**Stored data**:
________________________
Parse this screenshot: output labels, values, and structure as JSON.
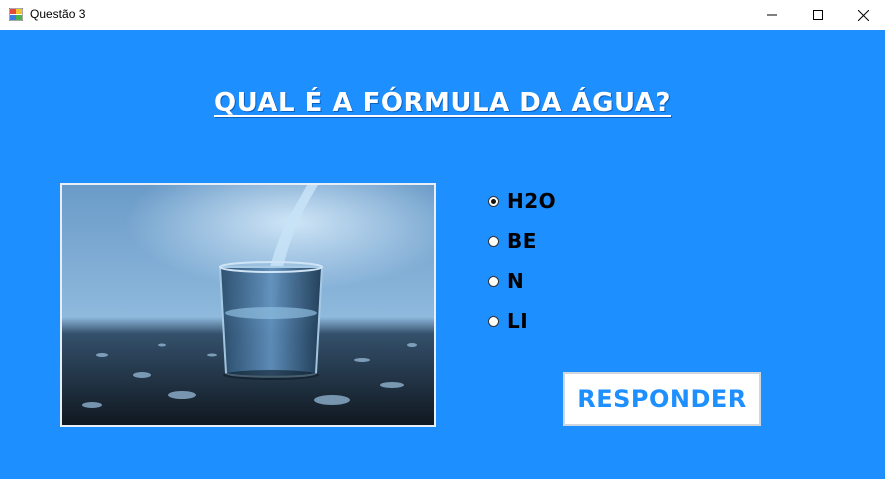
{
  "window": {
    "title": "Questão 3",
    "controls": {
      "minimize": "minimize-icon",
      "maximize": "maximize-icon",
      "close": "close-icon"
    },
    "background_color": "#1e8fff"
  },
  "question": {
    "text": "QUAL É A FÓRMULA DA ÁGUA?"
  },
  "image": {
    "subject": "water-glass-photo"
  },
  "options": [
    {
      "label": "H2O",
      "checked": true
    },
    {
      "label": "BE",
      "checked": false
    },
    {
      "label": "N",
      "checked": false
    },
    {
      "label": "LI",
      "checked": false
    }
  ],
  "submit": {
    "label": "RESPONDER",
    "color": "#1e8fff"
  }
}
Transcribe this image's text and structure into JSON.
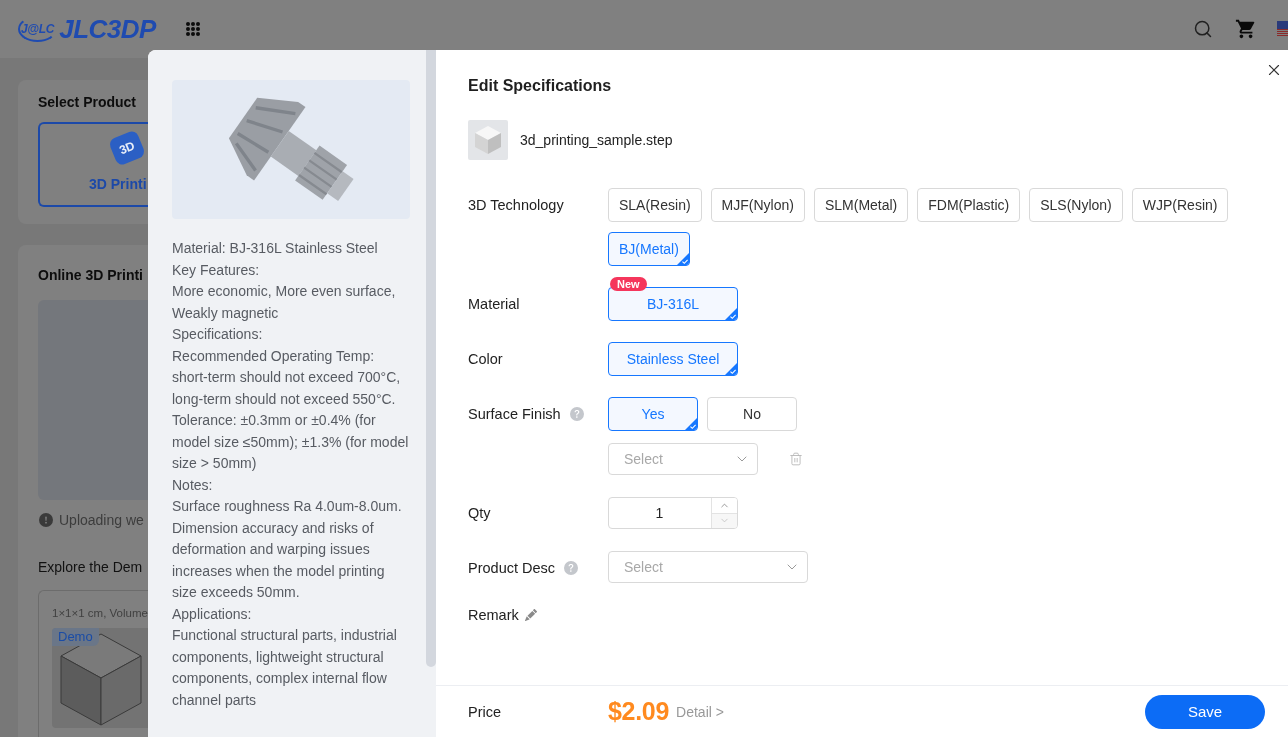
________________________
**WHAT IS EXPECTED**: Output the entries above exactly, without their pictures.

**TASK SOLUTION**:
Parse this screenshot: output labels, values, and structure as JSON.
{
  "window": {
    "title": "Questão 3",
    "controls": {
      "minimize": "minimize-icon",
      "maximize": "maximize-icon",
      "close": "close-icon"
    },
    "background_color": "#1e8fff"
  },
  "question": {
    "text": "QUAL É A FÓRMULA DA ÁGUA?"
  },
  "image": {
    "subject": "water-glass-photo"
  },
  "options": [
    {
      "label": "H2O",
      "checked": true
    },
    {
      "label": "BE",
      "checked": false
    },
    {
      "label": "N",
      "checked": false
    },
    {
      "label": "LI",
      "checked": false
    }
  ],
  "submit": {
    "label": "RESPONDER",
    "color": "#1e8fff"
  }
}
Transcribe this image's text and structure into JSON.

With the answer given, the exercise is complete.